SHORT PROBLEM => Every entry should be repeated exactly. Omit the pictures.

##############################

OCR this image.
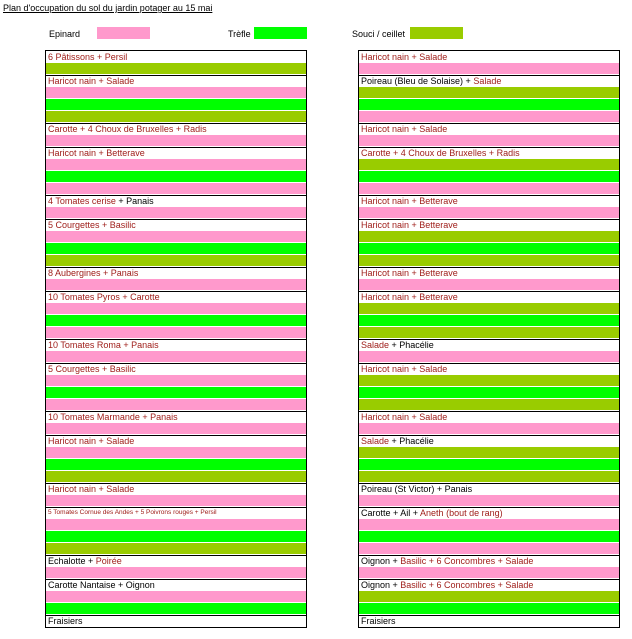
Plan d'occupation du sol du jardin potager au 15 mai
Epinard	Trèfle	Souci / ceillet
6 Pâtissons + Persil
Haricot nain + Salade
Carotte + 4 Choux de Bruxelles + Radis
Haricot nain + Betterave
4 Tomates cerise + Panais
5 Courgettes + Basilic
8 Aubergines + Panais
10 Tomates Pyros + Carotte
10 Tomates Roma + Panais
5 Courgettes + Basilic
10 Tomates Marmande + Panais
Haricot nain + Salade
Haricot nain + Salade
5 Tomates Cornue des Andes + 5 Poivrons rouges + Persil
Echalotte + Poirée
Carotte Nantaise + Oignon
Fraisiers
Haricot nain + Salade
Poireau (Bleu de Solaise) + Salade
Haricot nain + Salade
Carotte + 4 Choux de Bruxelles + Radis
Haricot nain + Betterave
Haricot nain + Betterave
Haricot nain + Betterave
Haricot nain + Betterave
Salade + Phacélie
Haricot nain + Salade
Haricot nain + Salade
Salade + Phacélie
Poireau (St Victor) + Panais
Carotte + Ail + Aneth (bout de rang)
Oignon + Basilic + 6 Concombres + Salade
Oignon + Basilic + 6 Concombres + Salade
Fraisiers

##############################

COMPLETED TASK =>
OCR this image.
Plan d'occupation du sol du jardin potager au 15 mai
Epinard	Trèfle	Souci / ceillet
6 Pâtissons + Persil
Haricot nain + Salade
Carotte + 4 Choux de Bruxelles + Radis
Haricot nain + Betterave
4 Tomates cerise + Panais
5 Courgettes + Basilic
8 Aubergines + Panais
10 Tomates Pyros + Carotte
10 Tomates Roma + Panais
5 Courgettes + Basilic
10 Tomates Marmande + Panais
Haricot nain + Salade
Haricot nain + Salade
5 Tomates Cornue des Andes + 5 Poivrons rouges + Persil
Echalotte + Poirée
Carotte Nantaise + Oignon
Fraisiers
Haricot nain + Salade
Poireau (Bleu de Solaise) + Salade
Haricot nain + Salade
Carotte + 4 Choux de Bruxelles + Radis
Haricot nain + Betterave
Haricot nain + Betterave
Haricot nain + Betterave
Haricot nain + Betterave
Salade + Phacélie
Haricot nain + Salade
Haricot nain + Salade
Salade + Phacélie
Poireau (St Victor) + Panais
Carotte + Ail + Aneth (bout de rang)
Oignon + Basilic + 6 Concombres + Salade
Oignon + Basilic + 6 Concombres + Salade
Fraisiers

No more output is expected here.